| Your instructions |
Each line should be copied exactly.
********
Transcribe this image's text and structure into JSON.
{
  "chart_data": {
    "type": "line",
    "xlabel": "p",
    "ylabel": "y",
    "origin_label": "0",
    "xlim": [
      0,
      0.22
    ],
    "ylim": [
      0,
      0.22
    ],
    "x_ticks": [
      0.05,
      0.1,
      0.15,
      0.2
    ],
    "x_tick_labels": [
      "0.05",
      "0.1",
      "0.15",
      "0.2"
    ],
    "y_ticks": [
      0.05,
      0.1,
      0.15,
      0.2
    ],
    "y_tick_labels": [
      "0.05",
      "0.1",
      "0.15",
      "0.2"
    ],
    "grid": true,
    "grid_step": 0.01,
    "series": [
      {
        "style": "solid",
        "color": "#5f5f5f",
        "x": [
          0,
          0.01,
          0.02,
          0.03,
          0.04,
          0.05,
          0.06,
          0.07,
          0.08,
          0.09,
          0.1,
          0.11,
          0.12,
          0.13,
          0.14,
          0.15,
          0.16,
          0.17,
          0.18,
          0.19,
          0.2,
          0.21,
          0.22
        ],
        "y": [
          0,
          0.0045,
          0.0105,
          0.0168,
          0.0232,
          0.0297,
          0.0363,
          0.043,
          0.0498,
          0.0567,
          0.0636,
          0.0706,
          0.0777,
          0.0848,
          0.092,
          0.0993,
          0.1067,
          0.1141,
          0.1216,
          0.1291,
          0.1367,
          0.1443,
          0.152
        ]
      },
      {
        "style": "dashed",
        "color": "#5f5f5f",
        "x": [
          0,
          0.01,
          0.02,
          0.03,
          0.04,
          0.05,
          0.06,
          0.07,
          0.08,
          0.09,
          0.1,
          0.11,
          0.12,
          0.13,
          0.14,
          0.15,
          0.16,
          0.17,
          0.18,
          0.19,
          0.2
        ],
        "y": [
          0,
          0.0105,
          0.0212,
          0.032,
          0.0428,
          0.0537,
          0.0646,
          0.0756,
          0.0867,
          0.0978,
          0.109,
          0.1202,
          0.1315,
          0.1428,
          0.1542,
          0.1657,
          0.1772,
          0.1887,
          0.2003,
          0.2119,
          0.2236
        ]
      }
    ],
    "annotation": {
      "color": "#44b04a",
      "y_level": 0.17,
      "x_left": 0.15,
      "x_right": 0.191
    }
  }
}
********
| Reply |
Transcribe this image's text and structure into JSON.
{
  "chart_data": {
    "type": "line",
    "xlabel": "p",
    "ylabel": "y",
    "origin_label": "0",
    "xlim": [
      0,
      0.22
    ],
    "ylim": [
      0,
      0.22
    ],
    "x_ticks": [
      0.05,
      0.1,
      0.15,
      0.2
    ],
    "x_tick_labels": [
      "0.05",
      "0.1",
      "0.15",
      "0.2"
    ],
    "y_ticks": [
      0.05,
      0.1,
      0.15,
      0.2
    ],
    "y_tick_labels": [
      "0.05",
      "0.1",
      "0.15",
      "0.2"
    ],
    "grid": true,
    "grid_step": 0.01,
    "series": [
      {
        "style": "solid",
        "color": "#5f5f5f",
        "x": [
          0,
          0.01,
          0.02,
          0.03,
          0.04,
          0.05,
          0.06,
          0.07,
          0.08,
          0.09,
          0.1,
          0.11,
          0.12,
          0.13,
          0.14,
          0.15,
          0.16,
          0.17,
          0.18,
          0.19,
          0.2,
          0.21,
          0.22
        ],
        "y": [
          0,
          0.0045,
          0.0105,
          0.0168,
          0.0232,
          0.0297,
          0.0363,
          0.043,
          0.0498,
          0.0567,
          0.0636,
          0.0706,
          0.0777,
          0.0848,
          0.092,
          0.0993,
          0.1067,
          0.1141,
          0.1216,
          0.1291,
          0.1367,
          0.1443,
          0.152
        ]
      },
      {
        "style": "dashed",
        "color": "#5f5f5f",
        "x": [
          0,
          0.01,
          0.02,
          0.03,
          0.04,
          0.05,
          0.06,
          0.07,
          0.08,
          0.09,
          0.1,
          0.11,
          0.12,
          0.13,
          0.14,
          0.15,
          0.16,
          0.17,
          0.18,
          0.19,
          0.2
        ],
        "y": [
          0,
          0.0105,
          0.0212,
          0.032,
          0.0428,
          0.0537,
          0.0646,
          0.0756,
          0.0867,
          0.0978,
          0.109,
          0.1202,
          0.1315,
          0.1428,
          0.1542,
          0.1657,
          0.1772,
          0.1887,
          0.2003,
          0.2119,
          0.2236
        ]
      }
    ],
    "annotation": {
      "color": "#44b04a",
      "y_level": 0.17,
      "x_left": 0.15,
      "x_right": 0.191
    }
  }
}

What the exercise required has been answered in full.